GIVEN ENTRIES:
========

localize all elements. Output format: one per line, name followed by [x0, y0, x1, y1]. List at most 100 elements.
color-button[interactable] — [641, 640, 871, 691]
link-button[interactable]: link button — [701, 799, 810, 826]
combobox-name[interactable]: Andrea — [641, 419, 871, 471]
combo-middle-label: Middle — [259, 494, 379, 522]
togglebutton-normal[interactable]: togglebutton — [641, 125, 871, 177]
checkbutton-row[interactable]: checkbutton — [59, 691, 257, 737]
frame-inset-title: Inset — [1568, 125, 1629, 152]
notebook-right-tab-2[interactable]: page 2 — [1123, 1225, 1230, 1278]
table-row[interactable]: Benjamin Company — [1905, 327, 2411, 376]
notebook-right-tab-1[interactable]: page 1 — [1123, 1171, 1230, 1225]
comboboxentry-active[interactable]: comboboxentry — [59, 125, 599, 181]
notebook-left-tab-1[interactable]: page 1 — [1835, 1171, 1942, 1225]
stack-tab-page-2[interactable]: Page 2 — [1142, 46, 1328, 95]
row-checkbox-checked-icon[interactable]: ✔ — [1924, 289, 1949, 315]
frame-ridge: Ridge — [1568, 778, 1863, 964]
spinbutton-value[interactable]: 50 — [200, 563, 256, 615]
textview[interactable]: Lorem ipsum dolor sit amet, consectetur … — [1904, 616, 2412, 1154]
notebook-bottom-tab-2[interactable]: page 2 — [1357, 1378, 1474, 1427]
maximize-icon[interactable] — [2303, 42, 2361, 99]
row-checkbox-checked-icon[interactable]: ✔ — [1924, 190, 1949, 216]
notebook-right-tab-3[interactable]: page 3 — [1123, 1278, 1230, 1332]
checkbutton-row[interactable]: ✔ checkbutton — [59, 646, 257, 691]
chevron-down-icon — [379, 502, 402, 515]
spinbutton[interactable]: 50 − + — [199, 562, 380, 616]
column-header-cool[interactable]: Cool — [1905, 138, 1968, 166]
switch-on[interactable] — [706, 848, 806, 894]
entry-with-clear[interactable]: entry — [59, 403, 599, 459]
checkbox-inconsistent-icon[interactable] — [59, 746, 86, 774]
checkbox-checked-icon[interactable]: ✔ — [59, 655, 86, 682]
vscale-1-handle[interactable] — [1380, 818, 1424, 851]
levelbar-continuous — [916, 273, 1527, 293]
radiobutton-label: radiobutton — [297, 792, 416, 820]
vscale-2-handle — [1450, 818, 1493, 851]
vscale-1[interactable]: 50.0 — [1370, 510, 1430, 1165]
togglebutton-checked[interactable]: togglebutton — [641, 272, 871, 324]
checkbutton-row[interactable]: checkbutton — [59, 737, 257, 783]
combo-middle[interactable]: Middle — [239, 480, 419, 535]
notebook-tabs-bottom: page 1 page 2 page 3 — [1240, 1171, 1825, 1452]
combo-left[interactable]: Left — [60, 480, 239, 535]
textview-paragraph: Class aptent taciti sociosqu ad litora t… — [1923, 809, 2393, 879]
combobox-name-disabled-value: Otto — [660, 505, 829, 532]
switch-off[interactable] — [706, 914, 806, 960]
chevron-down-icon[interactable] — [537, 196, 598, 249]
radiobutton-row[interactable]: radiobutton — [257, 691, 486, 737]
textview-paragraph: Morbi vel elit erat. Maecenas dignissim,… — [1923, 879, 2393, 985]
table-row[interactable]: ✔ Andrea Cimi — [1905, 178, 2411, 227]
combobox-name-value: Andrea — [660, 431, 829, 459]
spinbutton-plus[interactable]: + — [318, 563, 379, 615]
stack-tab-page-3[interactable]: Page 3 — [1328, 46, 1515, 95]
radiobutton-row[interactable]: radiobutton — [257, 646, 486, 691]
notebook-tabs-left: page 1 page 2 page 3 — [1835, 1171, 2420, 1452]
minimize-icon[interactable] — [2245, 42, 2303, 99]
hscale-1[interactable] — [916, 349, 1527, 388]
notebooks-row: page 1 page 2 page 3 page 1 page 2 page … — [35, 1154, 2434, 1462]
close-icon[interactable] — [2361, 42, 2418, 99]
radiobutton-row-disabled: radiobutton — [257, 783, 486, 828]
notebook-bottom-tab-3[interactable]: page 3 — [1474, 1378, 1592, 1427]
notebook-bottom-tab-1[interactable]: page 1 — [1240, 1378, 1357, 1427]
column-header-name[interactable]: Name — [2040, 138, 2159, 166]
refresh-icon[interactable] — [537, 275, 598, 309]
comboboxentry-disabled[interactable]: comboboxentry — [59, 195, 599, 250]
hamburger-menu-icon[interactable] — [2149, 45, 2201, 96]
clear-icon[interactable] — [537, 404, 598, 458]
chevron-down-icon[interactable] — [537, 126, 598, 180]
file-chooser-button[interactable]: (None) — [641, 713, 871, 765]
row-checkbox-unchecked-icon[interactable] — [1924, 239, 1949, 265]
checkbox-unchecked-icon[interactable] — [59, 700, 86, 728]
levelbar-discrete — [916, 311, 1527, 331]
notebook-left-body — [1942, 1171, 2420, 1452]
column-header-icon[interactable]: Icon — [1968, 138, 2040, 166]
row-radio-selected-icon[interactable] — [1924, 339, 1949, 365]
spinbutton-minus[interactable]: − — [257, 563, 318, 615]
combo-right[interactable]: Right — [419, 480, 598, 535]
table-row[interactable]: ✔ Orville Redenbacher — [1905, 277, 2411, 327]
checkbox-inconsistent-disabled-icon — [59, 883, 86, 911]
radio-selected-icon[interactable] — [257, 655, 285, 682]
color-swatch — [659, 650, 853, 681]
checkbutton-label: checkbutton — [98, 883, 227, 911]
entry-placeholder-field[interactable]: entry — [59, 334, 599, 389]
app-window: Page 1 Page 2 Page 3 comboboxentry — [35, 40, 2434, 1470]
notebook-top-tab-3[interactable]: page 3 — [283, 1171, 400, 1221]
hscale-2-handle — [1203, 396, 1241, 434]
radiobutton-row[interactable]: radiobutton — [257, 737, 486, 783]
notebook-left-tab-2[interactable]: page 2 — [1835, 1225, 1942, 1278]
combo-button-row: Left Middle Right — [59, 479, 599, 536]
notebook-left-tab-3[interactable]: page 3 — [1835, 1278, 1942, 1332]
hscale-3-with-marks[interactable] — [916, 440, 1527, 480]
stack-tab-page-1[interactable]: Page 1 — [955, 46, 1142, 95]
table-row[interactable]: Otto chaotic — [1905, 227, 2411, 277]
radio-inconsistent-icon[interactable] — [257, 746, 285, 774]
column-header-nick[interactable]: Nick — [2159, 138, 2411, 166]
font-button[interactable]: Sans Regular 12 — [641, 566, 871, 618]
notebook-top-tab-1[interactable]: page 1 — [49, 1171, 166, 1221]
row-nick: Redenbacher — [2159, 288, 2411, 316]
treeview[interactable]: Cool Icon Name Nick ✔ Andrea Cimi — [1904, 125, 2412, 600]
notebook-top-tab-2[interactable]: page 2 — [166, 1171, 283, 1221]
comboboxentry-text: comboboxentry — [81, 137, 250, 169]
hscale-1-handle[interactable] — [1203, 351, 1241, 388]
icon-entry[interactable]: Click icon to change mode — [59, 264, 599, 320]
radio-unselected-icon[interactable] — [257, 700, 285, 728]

========

WHAT TO PRODUCE:
Rewrite everything from the top of the rows down to the line containing "combo-middle-label: Middle —", swapping "interactable" for "clickable" and leaving all else unchanged.

EXERCISE OUTPUT:
localize all elements. Output format: one per line, name followed by [x0, y0, x1, y1]. List at most 100 elements.
color-button[clickable] — [641, 640, 871, 691]
link-button[clickable]: link button — [701, 799, 810, 826]
combobox-name[clickable]: Andrea — [641, 419, 871, 471]
combo-middle-label: Middle — [259, 494, 379, 522]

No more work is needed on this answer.